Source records
↓

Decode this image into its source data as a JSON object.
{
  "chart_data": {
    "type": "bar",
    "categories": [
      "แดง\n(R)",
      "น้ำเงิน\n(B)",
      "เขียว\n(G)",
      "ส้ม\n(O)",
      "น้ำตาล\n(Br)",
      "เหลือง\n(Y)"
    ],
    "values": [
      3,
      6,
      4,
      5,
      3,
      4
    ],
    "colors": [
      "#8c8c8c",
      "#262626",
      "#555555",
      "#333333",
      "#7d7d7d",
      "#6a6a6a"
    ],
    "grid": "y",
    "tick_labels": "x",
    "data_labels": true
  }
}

↑
↓

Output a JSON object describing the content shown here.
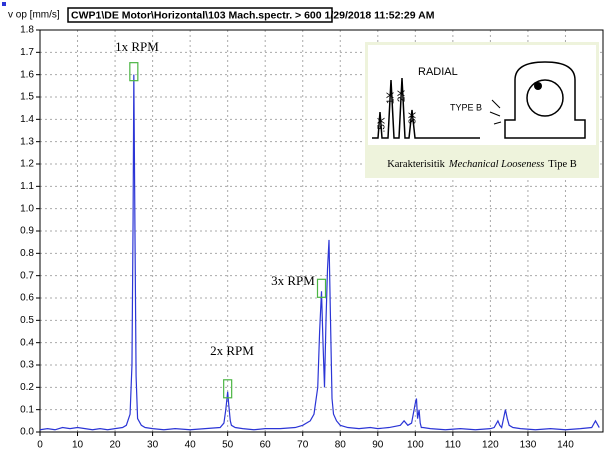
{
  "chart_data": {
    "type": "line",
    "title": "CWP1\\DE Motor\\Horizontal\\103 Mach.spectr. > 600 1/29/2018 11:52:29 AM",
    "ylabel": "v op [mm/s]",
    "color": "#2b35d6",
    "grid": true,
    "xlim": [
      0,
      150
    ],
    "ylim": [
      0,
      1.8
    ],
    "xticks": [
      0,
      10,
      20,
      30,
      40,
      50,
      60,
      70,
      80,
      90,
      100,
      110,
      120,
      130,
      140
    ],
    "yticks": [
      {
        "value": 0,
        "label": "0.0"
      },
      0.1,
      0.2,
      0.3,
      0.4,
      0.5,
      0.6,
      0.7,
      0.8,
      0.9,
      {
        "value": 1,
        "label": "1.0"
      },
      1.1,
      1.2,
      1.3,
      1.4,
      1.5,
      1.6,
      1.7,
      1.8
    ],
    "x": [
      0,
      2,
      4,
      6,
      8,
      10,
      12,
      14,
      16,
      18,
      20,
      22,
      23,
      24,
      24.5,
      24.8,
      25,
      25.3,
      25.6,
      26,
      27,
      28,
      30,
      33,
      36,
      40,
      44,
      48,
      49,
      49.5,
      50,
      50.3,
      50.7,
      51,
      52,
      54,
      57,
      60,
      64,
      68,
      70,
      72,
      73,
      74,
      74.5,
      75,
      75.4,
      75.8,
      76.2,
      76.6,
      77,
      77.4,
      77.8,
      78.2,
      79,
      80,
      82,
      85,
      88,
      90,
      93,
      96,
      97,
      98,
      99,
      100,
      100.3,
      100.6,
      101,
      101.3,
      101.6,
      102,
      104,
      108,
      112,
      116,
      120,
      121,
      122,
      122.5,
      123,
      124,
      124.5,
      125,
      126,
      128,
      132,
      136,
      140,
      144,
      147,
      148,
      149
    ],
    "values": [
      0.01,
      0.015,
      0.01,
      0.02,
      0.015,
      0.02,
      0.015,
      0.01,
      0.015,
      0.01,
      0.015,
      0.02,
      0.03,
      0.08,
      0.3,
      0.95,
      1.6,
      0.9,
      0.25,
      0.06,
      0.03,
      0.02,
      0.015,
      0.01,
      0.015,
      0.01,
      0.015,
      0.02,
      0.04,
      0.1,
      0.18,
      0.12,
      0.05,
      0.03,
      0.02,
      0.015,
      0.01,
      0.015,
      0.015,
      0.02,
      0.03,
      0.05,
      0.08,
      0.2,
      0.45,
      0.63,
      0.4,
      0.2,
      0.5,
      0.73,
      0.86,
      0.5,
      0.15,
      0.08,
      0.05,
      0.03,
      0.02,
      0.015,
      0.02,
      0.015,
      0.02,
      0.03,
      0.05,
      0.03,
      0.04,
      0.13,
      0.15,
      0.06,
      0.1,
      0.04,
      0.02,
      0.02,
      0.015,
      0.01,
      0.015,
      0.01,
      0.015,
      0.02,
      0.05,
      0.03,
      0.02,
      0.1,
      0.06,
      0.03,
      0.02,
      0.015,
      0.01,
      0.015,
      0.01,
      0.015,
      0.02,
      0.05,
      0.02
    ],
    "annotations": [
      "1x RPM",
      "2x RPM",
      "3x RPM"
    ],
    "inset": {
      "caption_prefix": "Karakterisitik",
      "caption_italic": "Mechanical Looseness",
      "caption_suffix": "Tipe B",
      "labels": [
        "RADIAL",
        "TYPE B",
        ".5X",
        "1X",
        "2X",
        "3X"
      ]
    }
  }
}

↑

What you should do » From the data above, copy each line that holds "object".

Result below »
Decode this image into its source data as a JSON object.
Output a JSON object describing the content shown here.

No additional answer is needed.